§ Work required:
Scan the data. Collect each line that contains the word "screenshot".

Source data
☆ ☆ ☆

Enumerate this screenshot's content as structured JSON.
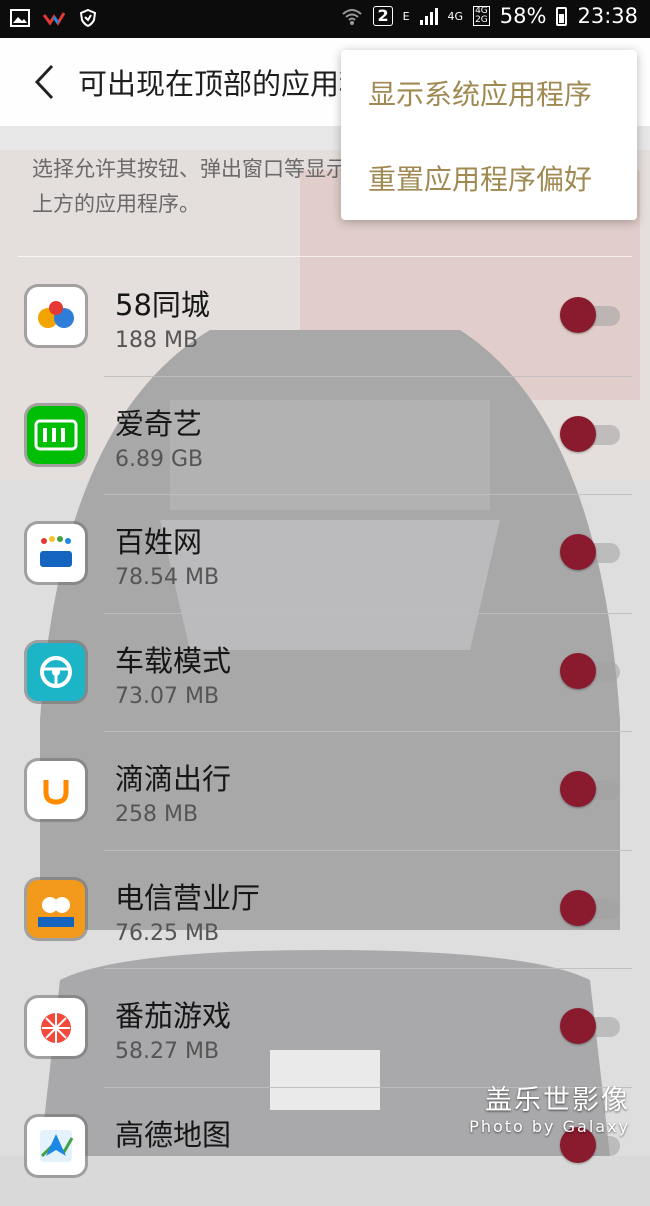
{
  "status_bar": {
    "sim_badge": "2",
    "network_e": "E",
    "network_4g": "4G",
    "network_4g_2g_top": "4G",
    "network_4g_2g_bottom": "2G",
    "battery": "58%",
    "time": "23:38",
    "icons": [
      "gallery-icon",
      "weibo-icon",
      "vpn-shield-icon",
      "wifi-icon",
      "signal-icon",
      "battery-icon"
    ]
  },
  "header": {
    "title": "可出现在顶部的应用程序"
  },
  "description": "选择允许其按钮、弹出窗口等显示在您正在使用的其他应用程序上方的应用程序。",
  "menu": {
    "items": [
      "显示系统应用程序",
      "重置应用程序偏好"
    ]
  },
  "apps": [
    {
      "name": "58同城",
      "size": "188 MB",
      "icon": "58-icon",
      "enabled": true
    },
    {
      "name": "爱奇艺",
      "size": "6.89 GB",
      "icon": "iqiyi-icon",
      "enabled": true
    },
    {
      "name": "百姓网",
      "size": "78.54 MB",
      "icon": "baixing-icon",
      "enabled": true
    },
    {
      "name": "车载模式",
      "size": "73.07 MB",
      "icon": "car-mode-icon",
      "enabled": true
    },
    {
      "name": "滴滴出行",
      "size": "258 MB",
      "icon": "didi-icon",
      "enabled": true
    },
    {
      "name": "电信营业厅",
      "size": "76.25 MB",
      "icon": "telecom-icon",
      "enabled": true
    },
    {
      "name": "番茄游戏",
      "size": "58.27 MB",
      "icon": "tomato-games-icon",
      "enabled": true
    },
    {
      "name": "高德地图",
      "size": "",
      "icon": "amap-icon",
      "enabled": true
    }
  ],
  "watermark": {
    "title": "盖乐世影像",
    "subtitle": "Photo by Galaxy"
  },
  "colors": {
    "toggle_on": "#8a1a2e",
    "menu_text": "#a08a52"
  }
}
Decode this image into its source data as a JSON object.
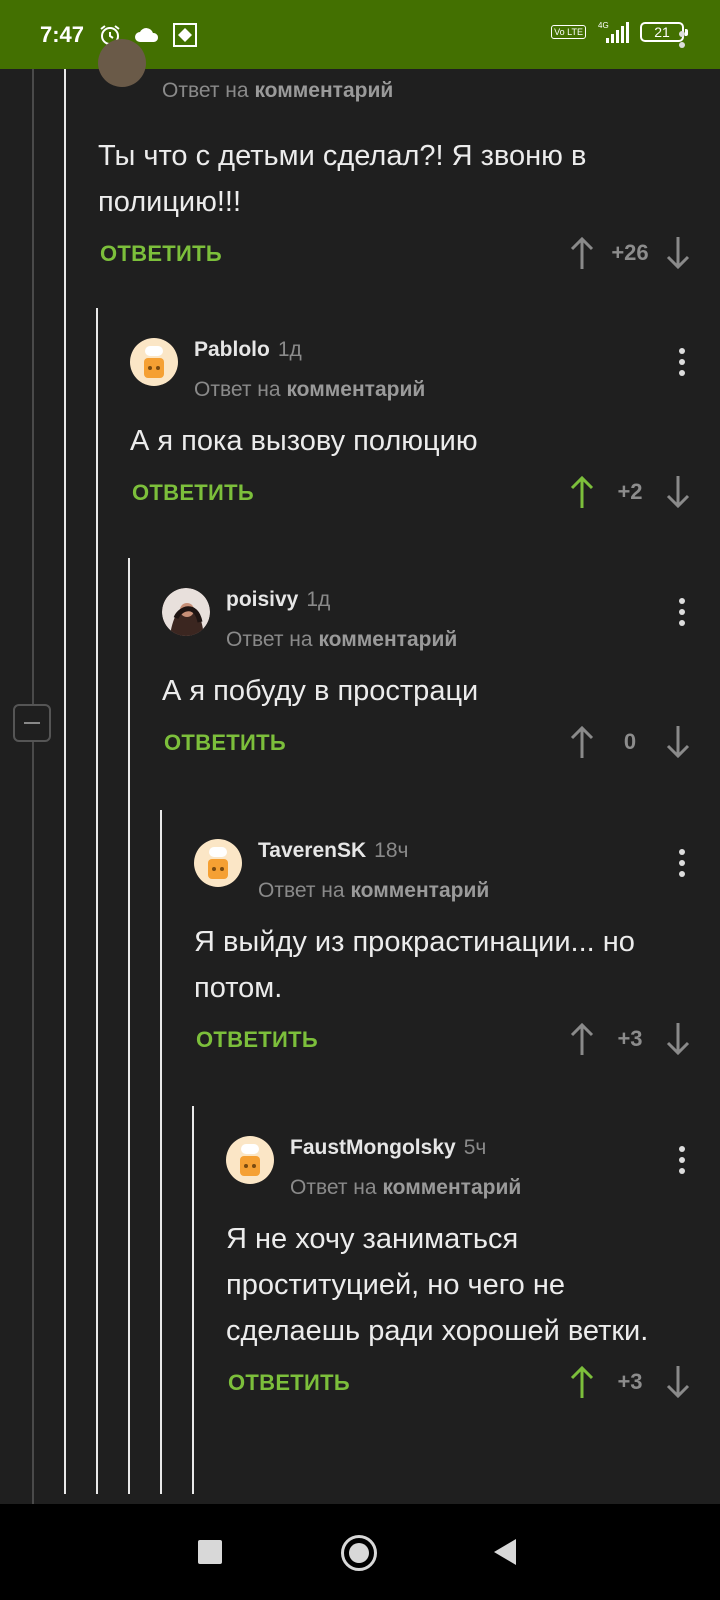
{
  "status_bar": {
    "time": "7:47",
    "battery": "21",
    "network": "4G",
    "volte": "Vo LTE"
  },
  "reply_prefix": "Ответ на",
  "reply_link": "комментарий",
  "reply_button": "ОТВЕТИТЬ",
  "comments": [
    {
      "author": "",
      "age": "",
      "text": "Ты что с детьми сделал?! Я звоню в полицию!!!",
      "score": "+26",
      "upvoted": false
    },
    {
      "author": "Pablolo",
      "age": "1д",
      "text": "А я пока вызову полюцию",
      "score": "+2",
      "upvoted": true
    },
    {
      "author": "poisivy",
      "age": "1д",
      "text": "А я побуду в простраци",
      "score": "0",
      "upvoted": false
    },
    {
      "author": "TaverenSK",
      "age": "18ч",
      "text": "Я выйду из прокрастинации... но потом.",
      "score": "+3",
      "upvoted": false
    },
    {
      "author": "FaustMongolsky",
      "age": "5ч",
      "text": "Я не хочу заниматься проституцией, но чего не сделаешь ради хорошей ветки.",
      "score": "+3",
      "upvoted": true
    }
  ],
  "colors": {
    "status_bar": "#437001",
    "accent_green": "#7cbf3b",
    "background": "#1f1f1f"
  }
}
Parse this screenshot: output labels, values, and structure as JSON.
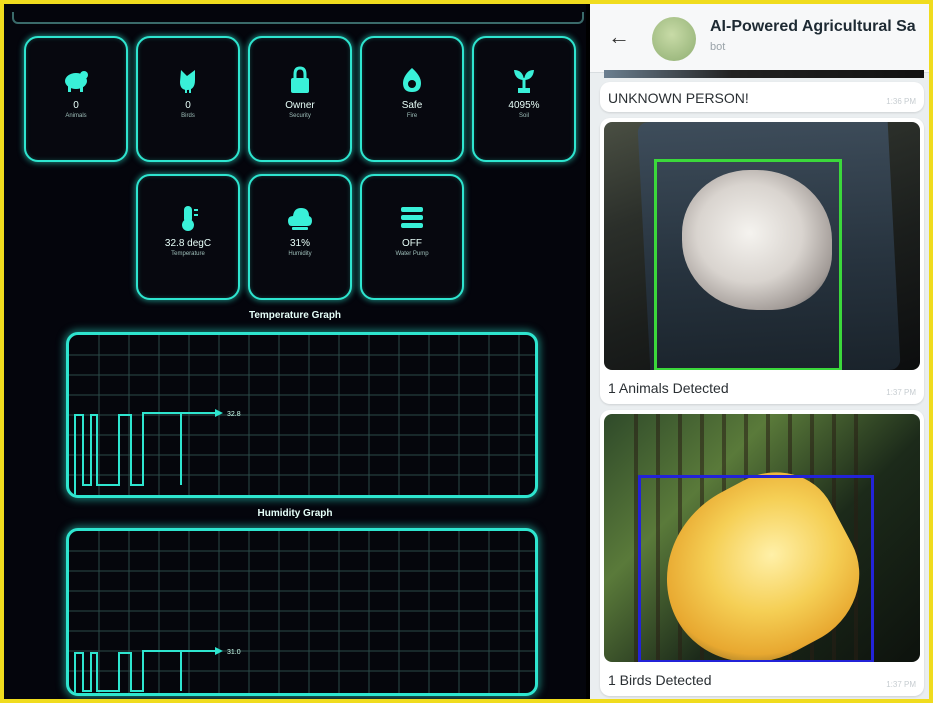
{
  "dashboard": {
    "sensors": [
      {
        "icon": "animal-icon",
        "value": "0",
        "label": "Animals"
      },
      {
        "icon": "bird-icon",
        "value": "0",
        "label": "Birds"
      },
      {
        "icon": "security-lock-icon",
        "value": "Owner",
        "label": "Security"
      },
      {
        "icon": "fire-icon",
        "value": "Safe",
        "label": "Fire"
      },
      {
        "icon": "soil-plant-icon",
        "value": "4095%",
        "label": "Soil"
      },
      {
        "icon": "thermometer-icon",
        "value": "32.8 degC",
        "label": "Temperature"
      },
      {
        "icon": "humidity-cloud-icon",
        "value": "31%",
        "label": "Humidity"
      },
      {
        "icon": "water-pump-icon",
        "value": "OFF",
        "label": "Water Pump"
      }
    ],
    "temperature_graph": {
      "title": "Temperature Graph",
      "current_label": "32.8",
      "color": "#2ee5cf"
    },
    "humidity_graph": {
      "title": "Humidity Graph",
      "current_label": "31.0",
      "color": "#2ee5cf"
    },
    "accent_color": "#2ee5cf"
  },
  "chat": {
    "title": "AI-Powered Agricultural Sa",
    "subtitle": "bot",
    "messages": [
      {
        "type": "text",
        "text": "UNKNOWN PERSON!",
        "time": "1:36 PM"
      },
      {
        "type": "photo",
        "caption": "1 Animals Detected",
        "time": "1:37 PM",
        "box_color": "#3bd83b",
        "subject": "cat"
      },
      {
        "type": "photo",
        "caption": "1 Birds Detected",
        "time": "1:37 PM",
        "box_color": "#2323d8",
        "subject": "bird"
      }
    ]
  }
}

☆ ☆ ☆

§ Answer:
Enumerate this screenshot's content as structured JSON.
Parse this screenshot: output labels, values, and structure as JSON.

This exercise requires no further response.